Given records
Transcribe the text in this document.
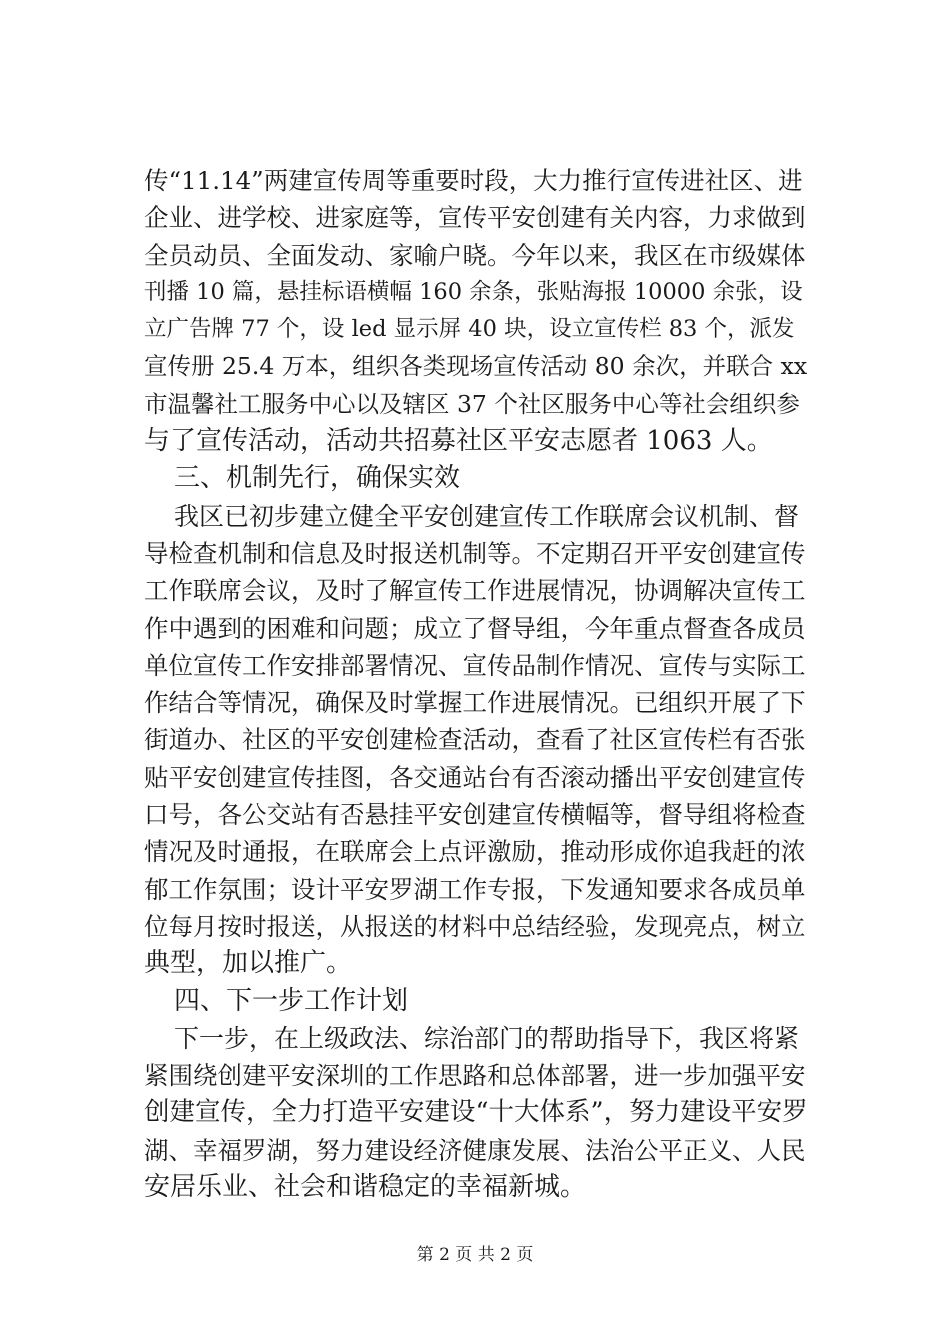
传“11.14”两建宣传周等重要时段，大力推行宣传进社区、进
企业、进学校、进家庭等，宣传平安创建有关内容，力求做到
全员动员、全面发动、家喻户晓。今年以来，我区在市级媒体
刊播 10 篇，悬挂标语横幅 160 余条，张贴海报 10000 余张，设
立广告牌 77 个，设 led 显示屏 40 块，设立宣传栏 83 个，派发
宣传册 25.4 万本，组织各类现场宣传活动 80 余次，并联合 xx
市温馨社工服务中心以及辖区 37 个社区服务中心等社会组织参
与了宣传活动，活动共招募社区平安志愿者 1063 人。
三、机制先行，确保实效
我区已初步建立健全平安创建宣传工作联席会议机制、督
导检查机制和信息及时报送机制等。不定期召开平安创建宣传
工作联席会议，及时了解宣传工作进展情况，协调解决宣传工
作中遇到的困难和问题；成立了督导组，今年重点督查各成员
单位宣传工作安排部署情况、宣传品制作情况、宣传与实际工
作结合等情况，确保及时掌握工作进展情况。已组织开展了下
街道办、社区的平安创建检查活动，查看了社区宣传栏有否张
贴平安创建宣传挂图，各交通站台有否滚动播出平安创建宣传
口号，各公交站有否悬挂平安创建宣传横幅等，督导组将检查
情况及时通报，在联席会上点评激励，推动形成你追我赶的浓
郁工作氛围；设计平安罗湖工作专报，下发通知要求各成员单
位每月按时报送，从报送的材料中总结经验，发现亮点，树立
典型，加以推广。
四、下一步工作计划
下一步，在上级政法、综治部门的帮助指导下，我区将紧
紧围绕创建平安深圳的工作思路和总体部署，进一步加强平安
创建宣传，全力打造平安建设“十大体系”，努力建设平安罗
湖、幸福罗湖，努力建设经济健康发展、法治公平正义、人民
安居乐业、社会和谐稳定的幸福新城。
第 2 页 共 2 页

Request
Give an exact copy of the material, leaving out every picture.

Exercise response
Transcribe the text in this document.
传“11.14”两建宣传周等重要时段，大力推行宣传进社区、进
企业、进学校、进家庭等，宣传平安创建有关内容，力求做到
全员动员、全面发动、家喻户晓。今年以来，我区在市级媒体
刊播 10 篇，悬挂标语横幅 160 余条，张贴海报 10000 余张，设
立广告牌 77 个，设 led 显示屏 40 块，设立宣传栏 83 个，派发
宣传册 25.4 万本，组织各类现场宣传活动 80 余次，并联合 xx
市温馨社工服务中心以及辖区 37 个社区服务中心等社会组织参
与了宣传活动，活动共招募社区平安志愿者 1063 人。
三、机制先行，确保实效
我区已初步建立健全平安创建宣传工作联席会议机制、督
导检查机制和信息及时报送机制等。不定期召开平安创建宣传
工作联席会议，及时了解宣传工作进展情况，协调解决宣传工
作中遇到的困难和问题；成立了督导组，今年重点督查各成员
单位宣传工作安排部署情况、宣传品制作情况、宣传与实际工
作结合等情况，确保及时掌握工作进展情况。已组织开展了下
街道办、社区的平安创建检查活动，查看了社区宣传栏有否张
贴平安创建宣传挂图，各交通站台有否滚动播出平安创建宣传
口号，各公交站有否悬挂平安创建宣传横幅等，督导组将检查
情况及时通报，在联席会上点评激励，推动形成你追我赶的浓
郁工作氛围；设计平安罗湖工作专报，下发通知要求各成员单
位每月按时报送，从报送的材料中总结经验，发现亮点，树立
典型，加以推广。
四、下一步工作计划
下一步，在上级政法、综治部门的帮助指导下，我区将紧
紧围绕创建平安深圳的工作思路和总体部署，进一步加强平安
创建宣传，全力打造平安建设“十大体系”，努力建设平安罗
湖、幸福罗湖，努力建设经济健康发展、法治公平正义、人民
安居乐业、社会和谐稳定的幸福新城。
第 2 页 共 2 页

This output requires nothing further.